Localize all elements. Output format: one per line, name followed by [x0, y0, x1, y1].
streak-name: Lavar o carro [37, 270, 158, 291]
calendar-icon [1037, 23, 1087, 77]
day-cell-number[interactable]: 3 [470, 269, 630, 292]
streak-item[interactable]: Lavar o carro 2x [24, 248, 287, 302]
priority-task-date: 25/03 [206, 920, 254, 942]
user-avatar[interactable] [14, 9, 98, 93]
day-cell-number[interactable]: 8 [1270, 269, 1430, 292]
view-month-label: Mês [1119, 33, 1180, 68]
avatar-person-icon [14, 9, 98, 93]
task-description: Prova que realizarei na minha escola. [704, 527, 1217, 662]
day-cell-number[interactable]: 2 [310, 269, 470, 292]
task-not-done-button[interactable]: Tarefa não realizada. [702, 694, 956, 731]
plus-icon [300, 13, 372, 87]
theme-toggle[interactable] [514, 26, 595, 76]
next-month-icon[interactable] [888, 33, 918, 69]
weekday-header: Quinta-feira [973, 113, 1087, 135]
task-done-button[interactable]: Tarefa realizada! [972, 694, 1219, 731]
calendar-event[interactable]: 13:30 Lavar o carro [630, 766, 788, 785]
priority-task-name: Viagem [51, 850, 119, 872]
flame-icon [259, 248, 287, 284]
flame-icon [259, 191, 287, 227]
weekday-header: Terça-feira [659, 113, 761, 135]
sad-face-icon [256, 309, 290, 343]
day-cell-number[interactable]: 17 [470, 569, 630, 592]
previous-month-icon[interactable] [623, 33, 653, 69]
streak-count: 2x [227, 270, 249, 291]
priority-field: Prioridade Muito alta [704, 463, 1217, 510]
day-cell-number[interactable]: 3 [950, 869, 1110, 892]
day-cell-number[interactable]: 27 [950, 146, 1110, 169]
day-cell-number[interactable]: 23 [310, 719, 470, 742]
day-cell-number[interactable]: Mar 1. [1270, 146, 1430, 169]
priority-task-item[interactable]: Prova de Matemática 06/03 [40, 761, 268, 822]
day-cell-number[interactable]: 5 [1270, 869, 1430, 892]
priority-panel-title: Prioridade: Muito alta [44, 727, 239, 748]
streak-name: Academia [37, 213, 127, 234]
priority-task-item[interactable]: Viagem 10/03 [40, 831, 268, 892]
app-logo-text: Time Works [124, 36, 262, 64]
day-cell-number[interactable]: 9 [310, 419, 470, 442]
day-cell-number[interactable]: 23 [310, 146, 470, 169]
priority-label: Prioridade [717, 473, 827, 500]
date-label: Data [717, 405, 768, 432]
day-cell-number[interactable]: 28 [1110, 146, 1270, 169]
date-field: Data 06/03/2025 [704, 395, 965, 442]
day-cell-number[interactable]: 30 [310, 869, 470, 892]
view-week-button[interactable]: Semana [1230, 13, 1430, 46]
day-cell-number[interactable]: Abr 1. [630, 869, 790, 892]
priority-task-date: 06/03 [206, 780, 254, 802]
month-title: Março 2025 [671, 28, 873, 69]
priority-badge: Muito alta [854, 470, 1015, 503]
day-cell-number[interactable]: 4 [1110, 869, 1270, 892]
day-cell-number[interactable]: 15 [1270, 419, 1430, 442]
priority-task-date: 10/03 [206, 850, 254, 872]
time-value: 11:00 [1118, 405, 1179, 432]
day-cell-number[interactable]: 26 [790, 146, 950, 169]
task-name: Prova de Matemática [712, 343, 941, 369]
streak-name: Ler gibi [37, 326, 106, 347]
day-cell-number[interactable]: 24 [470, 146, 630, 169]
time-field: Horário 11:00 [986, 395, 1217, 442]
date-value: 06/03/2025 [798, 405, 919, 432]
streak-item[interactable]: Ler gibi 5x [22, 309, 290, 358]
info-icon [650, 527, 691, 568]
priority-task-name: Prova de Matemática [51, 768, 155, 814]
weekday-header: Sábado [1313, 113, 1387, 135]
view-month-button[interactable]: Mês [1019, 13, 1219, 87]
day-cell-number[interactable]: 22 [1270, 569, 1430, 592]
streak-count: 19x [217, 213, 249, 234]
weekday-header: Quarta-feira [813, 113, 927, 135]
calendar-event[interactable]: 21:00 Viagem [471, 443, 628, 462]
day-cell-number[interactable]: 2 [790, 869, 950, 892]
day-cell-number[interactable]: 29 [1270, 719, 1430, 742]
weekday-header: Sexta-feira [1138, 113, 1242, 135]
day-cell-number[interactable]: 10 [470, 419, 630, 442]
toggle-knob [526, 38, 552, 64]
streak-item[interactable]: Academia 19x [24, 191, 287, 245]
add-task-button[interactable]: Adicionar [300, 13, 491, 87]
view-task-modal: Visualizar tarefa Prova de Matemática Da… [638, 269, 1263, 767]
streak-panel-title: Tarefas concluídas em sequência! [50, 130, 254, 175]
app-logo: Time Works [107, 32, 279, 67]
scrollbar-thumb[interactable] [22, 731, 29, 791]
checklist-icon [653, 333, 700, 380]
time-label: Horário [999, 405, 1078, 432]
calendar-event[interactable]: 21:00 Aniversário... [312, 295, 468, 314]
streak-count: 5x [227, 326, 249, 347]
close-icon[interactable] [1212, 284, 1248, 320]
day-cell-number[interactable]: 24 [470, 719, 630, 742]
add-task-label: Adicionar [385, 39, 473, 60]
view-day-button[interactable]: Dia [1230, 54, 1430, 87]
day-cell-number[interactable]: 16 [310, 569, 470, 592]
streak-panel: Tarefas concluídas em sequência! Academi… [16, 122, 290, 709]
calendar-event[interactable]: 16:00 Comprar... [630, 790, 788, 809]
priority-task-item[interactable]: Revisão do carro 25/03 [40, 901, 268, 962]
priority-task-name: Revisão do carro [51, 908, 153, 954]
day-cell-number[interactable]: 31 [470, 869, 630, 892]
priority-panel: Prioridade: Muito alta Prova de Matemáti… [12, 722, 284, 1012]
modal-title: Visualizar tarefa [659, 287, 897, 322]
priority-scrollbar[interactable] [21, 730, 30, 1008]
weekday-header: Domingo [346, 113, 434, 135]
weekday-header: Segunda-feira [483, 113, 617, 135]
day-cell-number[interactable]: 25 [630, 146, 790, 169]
++++++++++++++++++++
** GIVEN PROBLEM **
Please retype the material above line for line, keeping every character unchanged.

** COMPLETE RESPONSE **
Localize all elements. Output format: one per line, name followed by [x0, y0, x1, y1].
streak-name: Lavar o carro [37, 270, 158, 291]
calendar-icon [1037, 23, 1087, 77]
day-cell-number[interactable]: 3 [470, 269, 630, 292]
streak-item[interactable]: Lavar o carro 2x [24, 248, 287, 302]
priority-task-date: 25/03 [206, 920, 254, 942]
user-avatar[interactable] [14, 9, 98, 93]
day-cell-number[interactable]: 8 [1270, 269, 1430, 292]
view-month-label: Mês [1119, 33, 1180, 68]
avatar-person-icon [14, 9, 98, 93]
task-description: Prova que realizarei na minha escola. [704, 527, 1217, 662]
day-cell-number[interactable]: 2 [310, 269, 470, 292]
task-not-done-button[interactable]: Tarefa não realizada. [702, 694, 956, 731]
plus-icon [300, 13, 372, 87]
theme-toggle[interactable] [514, 26, 595, 76]
next-month-icon[interactable] [888, 33, 918, 69]
weekday-header: Quinta-feira [973, 113, 1087, 135]
task-done-button[interactable]: Tarefa realizada! [972, 694, 1219, 731]
calendar-event[interactable]: 13:30 Lavar o carro [630, 766, 788, 785]
priority-task-name: Viagem [51, 850, 119, 872]
flame-icon [259, 248, 287, 284]
flame-icon [259, 191, 287, 227]
weekday-header: Terça-feira [659, 113, 761, 135]
sad-face-icon [256, 309, 290, 343]
day-cell-number[interactable]: 17 [470, 569, 630, 592]
previous-month-icon[interactable] [623, 33, 653, 69]
streak-count: 2x [227, 270, 249, 291]
priority-field: Prioridade Muito alta [704, 463, 1217, 510]
day-cell-number[interactable]: 3 [950, 869, 1110, 892]
day-cell-number[interactable]: 27 [950, 146, 1110, 169]
day-cell-number[interactable]: 23 [310, 719, 470, 742]
day-cell-number[interactable]: Mar 1. [1270, 146, 1430, 169]
priority-task-item[interactable]: Prova de Matemática 06/03 [40, 761, 268, 822]
day-cell-number[interactable]: 5 [1270, 869, 1430, 892]
priority-panel-title: Prioridade: Muito alta [44, 727, 239, 748]
streak-name: Academia [37, 213, 127, 234]
priority-task-item[interactable]: Viagem 10/03 [40, 831, 268, 892]
app-logo-text: Time Works [124, 36, 262, 64]
day-cell-number[interactable]: 9 [310, 419, 470, 442]
day-cell-number[interactable]: 23 [310, 146, 470, 169]
priority-label: Prioridade [717, 473, 827, 500]
date-label: Data [717, 405, 768, 432]
day-cell-number[interactable]: 28 [1110, 146, 1270, 169]
date-field: Data 06/03/2025 [704, 395, 965, 442]
day-cell-number[interactable]: 30 [310, 869, 470, 892]
view-week-button[interactable]: Semana [1230, 13, 1430, 46]
day-cell-number[interactable]: Abr 1. [630, 869, 790, 892]
priority-task-date: 06/03 [206, 780, 254, 802]
month-title: Março 2025 [671, 28, 873, 69]
priority-badge: Muito alta [854, 470, 1015, 503]
day-cell-number[interactable]: 4 [1110, 869, 1270, 892]
day-cell-number[interactable]: 15 [1270, 419, 1430, 442]
priority-task-date: 10/03 [206, 850, 254, 872]
time-value: 11:00 [1118, 405, 1179, 432]
day-cell-number[interactable]: 26 [790, 146, 950, 169]
task-name: Prova de Matemática [712, 343, 941, 369]
streak-name: Ler gibi [37, 326, 106, 347]
day-cell-number[interactable]: 24 [470, 146, 630, 169]
time-field: Horário 11:00 [986, 395, 1217, 442]
date-value: 06/03/2025 [798, 405, 919, 432]
streak-item[interactable]: Ler gibi 5x [22, 309, 290, 358]
info-icon [650, 527, 691, 568]
priority-task-name: Prova de Matemática [51, 768, 155, 814]
weekday-header: Sábado [1313, 113, 1387, 135]
view-month-button[interactable]: Mês [1019, 13, 1219, 87]
day-cell-number[interactable]: 22 [1270, 569, 1430, 592]
streak-count: 19x [217, 213, 249, 234]
weekday-header: Quarta-feira [813, 113, 927, 135]
calendar-event[interactable]: 21:00 Viagem [471, 443, 628, 462]
day-cell-number[interactable]: 2 [790, 869, 950, 892]
day-cell-number[interactable]: 29 [1270, 719, 1430, 742]
weekday-header: Sexta-feira [1138, 113, 1242, 135]
day-cell-number[interactable]: 10 [470, 419, 630, 442]
toggle-knob [526, 38, 552, 64]
streak-item[interactable]: Academia 19x [24, 191, 287, 245]
add-task-button[interactable]: Adicionar [300, 13, 491, 87]
view-task-modal: Visualizar tarefa Prova de Matemática Da… [638, 269, 1263, 767]
streak-panel-title: Tarefas concluídas em sequência! [50, 130, 254, 175]
app-logo: Time Works [107, 32, 279, 67]
scrollbar-thumb[interactable] [22, 731, 29, 791]
checklist-icon [653, 333, 700, 380]
time-label: Horário [999, 405, 1078, 432]
calendar-event[interactable]: 21:00 Aniversário... [312, 295, 468, 314]
streak-count: 5x [227, 326, 249, 347]
close-icon[interactable] [1212, 284, 1248, 320]
day-cell-number[interactable]: 24 [470, 719, 630, 742]
add-task-label: Adicionar [385, 39, 473, 60]
view-day-button[interactable]: Dia [1230, 54, 1430, 87]
day-cell-number[interactable]: 16 [310, 569, 470, 592]
streak-panel: Tarefas concluídas em sequência! Academi… [16, 122, 290, 709]
calendar-event[interactable]: 16:00 Comprar... [630, 790, 788, 809]
priority-task-item[interactable]: Revisão do carro 25/03 [40, 901, 268, 962]
priority-task-name: Revisão do carro [51, 908, 153, 954]
day-cell-number[interactable]: 31 [470, 869, 630, 892]
priority-panel: Prioridade: Muito alta Prova de Matemáti… [12, 722, 284, 1012]
modal-title: Visualizar tarefa [659, 287, 897, 322]
priority-scrollbar[interactable] [21, 730, 30, 1008]
weekday-header: Domingo [346, 113, 434, 135]
weekday-header: Segunda-feira [483, 113, 617, 135]
day-cell-number[interactable]: 25 [630, 146, 790, 169]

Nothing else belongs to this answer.